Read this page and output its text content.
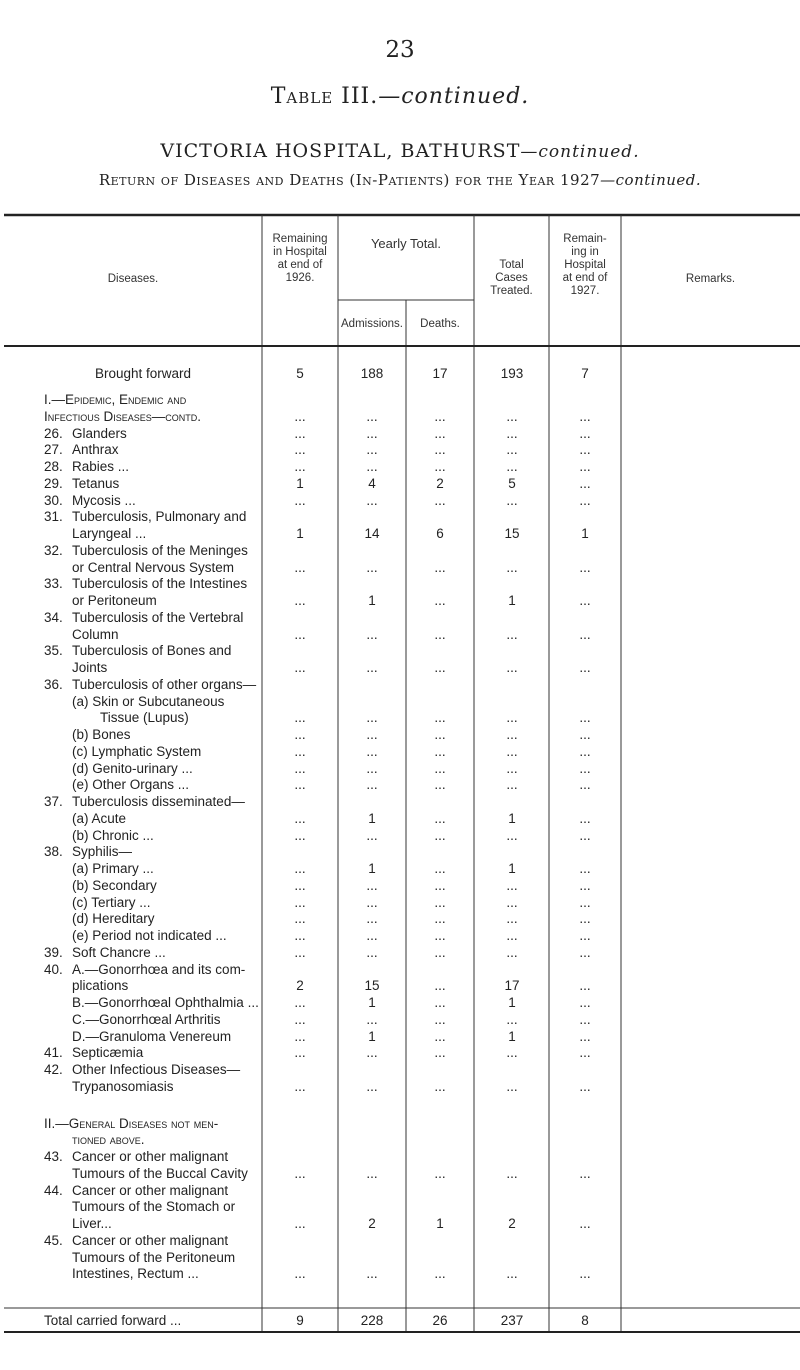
23
Table III.—continued.
VICTORIA HOSPITAL, BATHURST—continued.
Return of Diseases and Deaths (In-Patients) for the Year 1927—continued.
Diseases.
Remaining in Hospital
at end of 1926.
Yearly Total.
Admissions.	Deaths.
Total Cases
Treated.
Remain-ing in Hospital
at end of 1927.
Remarks.
Brought forward	5	188	17	193	7
I.—Epidemic, Endemic and
Infectious Diseases—contd.	...	...	...	...	...
26. Glanders	...	...	...	...	...
27. Anthrax	...	...	...	...	...
28. Rabies ...	...	...	...	...	...
29. Tetanus	1	4	2	5	...
30. Mycosis ...	...	...	...	...	...
31. Tuberculosis, Pulmonary and
Laryngeal ...	1	14	6	15	1
32. Tuberculosis of the Meninges
or Central Nervous System	...	...	...	...	...
33. Tuberculosis of the Intestines
or Peritoneum	...	1	...	1	...
34. Tuberculosis of the Vertebral
Column	...	...	...	...	...
35. Tuberculosis of Bones and
Joints	...	...	...	...	...
36. Tuberculosis of other organs—
(a) Skin or Subcutaneous
Tissue (Lupus)	...	...	...	...	...
(b) Bones	...	...	...	...	...
(c) Lymphatic System	...	...	...	...	...
(d) Genito-urinary ...	...	...	...	...	...
(e) Other Organs ...	...	...	...	...	...
37. Tuberculosis disseminated—
(a) Acute	...	1	...	1	...
(b) Chronic ...	...	...	...	...	...
38. Syphilis—
(a) Primary ...	...	1	...	1	...
(b) Secondary	...	...	...	...	...
(c) Tertiary ...	...	...	...	...	...
(d) Hereditary	...	...	...	...	...
(e) Period not indicated ...	...	...	...	...	...
39. Soft Chancre ...	...	...	...	...	...
40. A.—Gonorrhœa and its com-
plications	2	15	...	17	...
B.—Gonorrhœal Ophthalmia ...	...	1	...	1	...
C.—Gonorrhœal Arthritis	...	...	...	...	...
D.—Granuloma Venereum	...	1	...	1	...
41. Septicæmia	...	...	...	...	...
42. Other Infectious Diseases—
Trypanosomiasis	...	...	...	...	...
II.—General Diseases not men-
tioned above.
43. Cancer or other malignant
Tumours of the Buccal Cavity	...	...	...	...	...
44. Cancer or other malignant
Tumours of the Stomach or
Liver...	...	2	1	2	...
45. Cancer or other malignant
Tumours of the Peritoneum
Intestines, Rectum ...	...	...	...	...	...
Total carried forward ...	9	228	26	237	8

*Exercise aim*.
Reproduce the material word for word, but without its images.

*Result for this task*.
Read this page and output its text content.
23
Table III.—continued.
VICTORIA HOSPITAL, BATHURST—continued.
Return of Diseases and Deaths (In-Patients) for the Year 1927—continued.
Diseases.
Remaining in Hospital
at end of 1926.
Yearly Total.
Admissions.	Deaths.
Total Cases
Treated.
Remain-ing in Hospital
at end of 1927.
Remarks.
Brought forward	5	188	17	193	7
I.—Epidemic, Endemic and
Infectious Diseases—contd.	...	...	...	...	...
26. Glanders	...	...	...	...	...
27. Anthrax	...	...	...	...	...
28. Rabies ...	...	...	...	...	...
29. Tetanus	1	4	2	5	...
30. Mycosis ...	...	...	...	...	...
31. Tuberculosis, Pulmonary and
Laryngeal ...	1	14	6	15	1
32. Tuberculosis of the Meninges
or Central Nervous System	...	...	...	...	...
33. Tuberculosis of the Intestines
or Peritoneum	...	1	...	1	...
34. Tuberculosis of the Vertebral
Column	...	...	...	...	...
35. Tuberculosis of Bones and
Joints	...	...	...	...	...
36. Tuberculosis of other organs—
(a) Skin or Subcutaneous
Tissue (Lupus)	...	...	...	...	...
(b) Bones	...	...	...	...	...
(c) Lymphatic System	...	...	...	...	...
(d) Genito-urinary ...	...	...	...	...	...
(e) Other Organs ...	...	...	...	...	...
37. Tuberculosis disseminated—
(a) Acute	...	1	...	1	...
(b) Chronic ...	...	...	...	...	...
38. Syphilis—
(a) Primary ...	...	1	...	1	...
(b) Secondary	...	...	...	...	...
(c) Tertiary ...	...	...	...	...	...
(d) Hereditary	...	...	...	...	...
(e) Period not indicated ...	...	...	...	...	...
39. Soft Chancre ...	...	...	...	...	...
40. A.—Gonorrhœa and its com-
plications	2	15	...	17	...
B.—Gonorrhœal Ophthalmia ...	...	1	...	1	...
C.—Gonorrhœal Arthritis	...	...	...	...	...
D.—Granuloma Venereum	...	1	...	1	...
41. Septicæmia	...	...	...	...	...
42. Other Infectious Diseases—
Trypanosomiasis	...	...	...	...	...
II.—General Diseases not men-
tioned above.
43. Cancer or other malignant
Tumours of the Buccal Cavity	...	...	...	...	...
44. Cancer or other malignant
Tumours of the Stomach or
Liver...	...	2	1	2	...
45. Cancer or other malignant
Tumours of the Peritoneum
Intestines, Rectum ...	...	...	...	...	...
Total carried forward ...	9	228	26	237	8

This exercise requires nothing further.